> _Exercise aim_
Output the data below in full, character for character.

***** Given entries *****

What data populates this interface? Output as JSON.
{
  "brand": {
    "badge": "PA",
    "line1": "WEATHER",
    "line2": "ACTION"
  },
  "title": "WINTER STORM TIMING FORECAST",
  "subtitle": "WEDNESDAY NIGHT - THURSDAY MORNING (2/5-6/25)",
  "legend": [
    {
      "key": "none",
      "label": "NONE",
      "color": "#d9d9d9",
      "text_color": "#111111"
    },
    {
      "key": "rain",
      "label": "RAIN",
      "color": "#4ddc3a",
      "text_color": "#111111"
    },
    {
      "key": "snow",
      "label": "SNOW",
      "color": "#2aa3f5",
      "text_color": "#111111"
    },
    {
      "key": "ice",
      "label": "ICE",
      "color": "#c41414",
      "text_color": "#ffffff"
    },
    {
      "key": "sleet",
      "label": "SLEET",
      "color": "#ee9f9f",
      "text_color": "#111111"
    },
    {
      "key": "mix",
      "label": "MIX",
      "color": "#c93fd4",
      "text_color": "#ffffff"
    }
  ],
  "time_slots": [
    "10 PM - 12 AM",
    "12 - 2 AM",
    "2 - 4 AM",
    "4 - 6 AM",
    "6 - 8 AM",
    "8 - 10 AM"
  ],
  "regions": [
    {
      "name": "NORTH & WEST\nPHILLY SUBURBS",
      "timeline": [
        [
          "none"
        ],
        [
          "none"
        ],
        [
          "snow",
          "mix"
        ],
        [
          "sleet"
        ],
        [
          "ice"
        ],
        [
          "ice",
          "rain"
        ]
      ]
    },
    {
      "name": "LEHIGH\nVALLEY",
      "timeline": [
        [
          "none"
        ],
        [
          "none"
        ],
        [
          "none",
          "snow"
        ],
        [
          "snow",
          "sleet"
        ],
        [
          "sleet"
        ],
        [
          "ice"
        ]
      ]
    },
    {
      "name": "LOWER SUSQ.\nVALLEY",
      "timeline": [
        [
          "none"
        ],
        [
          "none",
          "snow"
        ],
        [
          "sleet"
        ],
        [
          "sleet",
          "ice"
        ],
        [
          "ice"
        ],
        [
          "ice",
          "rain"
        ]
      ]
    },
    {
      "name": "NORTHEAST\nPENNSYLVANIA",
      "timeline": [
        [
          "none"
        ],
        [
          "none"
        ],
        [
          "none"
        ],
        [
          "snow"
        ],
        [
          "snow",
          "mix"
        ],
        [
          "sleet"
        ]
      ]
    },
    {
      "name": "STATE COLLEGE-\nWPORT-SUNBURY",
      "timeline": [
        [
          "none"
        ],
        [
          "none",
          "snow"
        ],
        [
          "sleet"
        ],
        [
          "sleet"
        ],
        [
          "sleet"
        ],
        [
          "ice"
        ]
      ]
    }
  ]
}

*****

> _Written solution_
What data populates this interface? Output as JSON.
{
  "brand": {
    "badge": "PA",
    "line1": "WEATHER",
    "line2": "ACTION"
  },
  "title": "WINTER STORM TIMING FORECAST",
  "subtitle": "WEDNESDAY NIGHT - THURSDAY MORNING (2/5-6/25)",
  "legend": [
    {
      "key": "none",
      "label": "NONE",
      "color": "#d9d9d9",
      "text_color": "#111111"
    },
    {
      "key": "rain",
      "label": "RAIN",
      "color": "#4ddc3a",
      "text_color": "#111111"
    },
    {
      "key": "snow",
      "label": "SNOW",
      "color": "#2aa3f5",
      "text_color": "#111111"
    },
    {
      "key": "ice",
      "label": "ICE",
      "color": "#c41414",
      "text_color": "#ffffff"
    },
    {
      "key": "sleet",
      "label": "SLEET",
      "color": "#ee9f9f",
      "text_color": "#111111"
    },
    {
      "key": "mix",
      "label": "MIX",
      "color": "#c93fd4",
      "text_color": "#ffffff"
    }
  ],
  "time_slots": [
    "10 PM - 12 AM",
    "12 - 2 AM",
    "2 - 4 AM",
    "4 - 6 AM",
    "6 - 8 AM",
    "8 - 10 AM"
  ],
  "regions": [
    {
      "name": "NORTH & WEST\nPHILLY SUBURBS",
      "timeline": [
        [
          "none"
        ],
        [
          "none"
        ],
        [
          "snow",
          "mix"
        ],
        [
          "sleet"
        ],
        [
          "ice"
        ],
        [
          "ice",
          "rain"
        ]
      ]
    },
    {
      "name": "LEHIGH\nVALLEY",
      "timeline": [
        [
          "none"
        ],
        [
          "none"
        ],
        [
          "none",
          "snow"
        ],
        [
          "snow",
          "sleet"
        ],
        [
          "sleet"
        ],
        [
          "ice"
        ]
      ]
    },
    {
      "name": "LOWER SUSQ.\nVALLEY",
      "timeline": [
        [
          "none"
        ],
        [
          "none",
          "snow"
        ],
        [
          "sleet"
        ],
        [
          "sleet",
          "ice"
        ],
        [
          "ice"
        ],
        [
          "ice",
          "rain"
        ]
      ]
    },
    {
      "name": "NORTHEAST\nPENNSYLVANIA",
      "timeline": [
        [
          "none"
        ],
        [
          "none"
        ],
        [
          "none"
        ],
        [
          "snow"
        ],
        [
          "snow",
          "mix"
        ],
        [
          "sleet"
        ]
      ]
    },
    {
      "name": "STATE COLLEGE-\nWPORT-SUNBURY",
      "timeline": [
        [
          "none"
        ],
        [
          "none",
          "snow"
        ],
        [
          "sleet"
        ],
        [
          "sleet"
        ],
        [
          "sleet"
        ],
        [
          "ice"
        ]
      ]
    }
  ]
}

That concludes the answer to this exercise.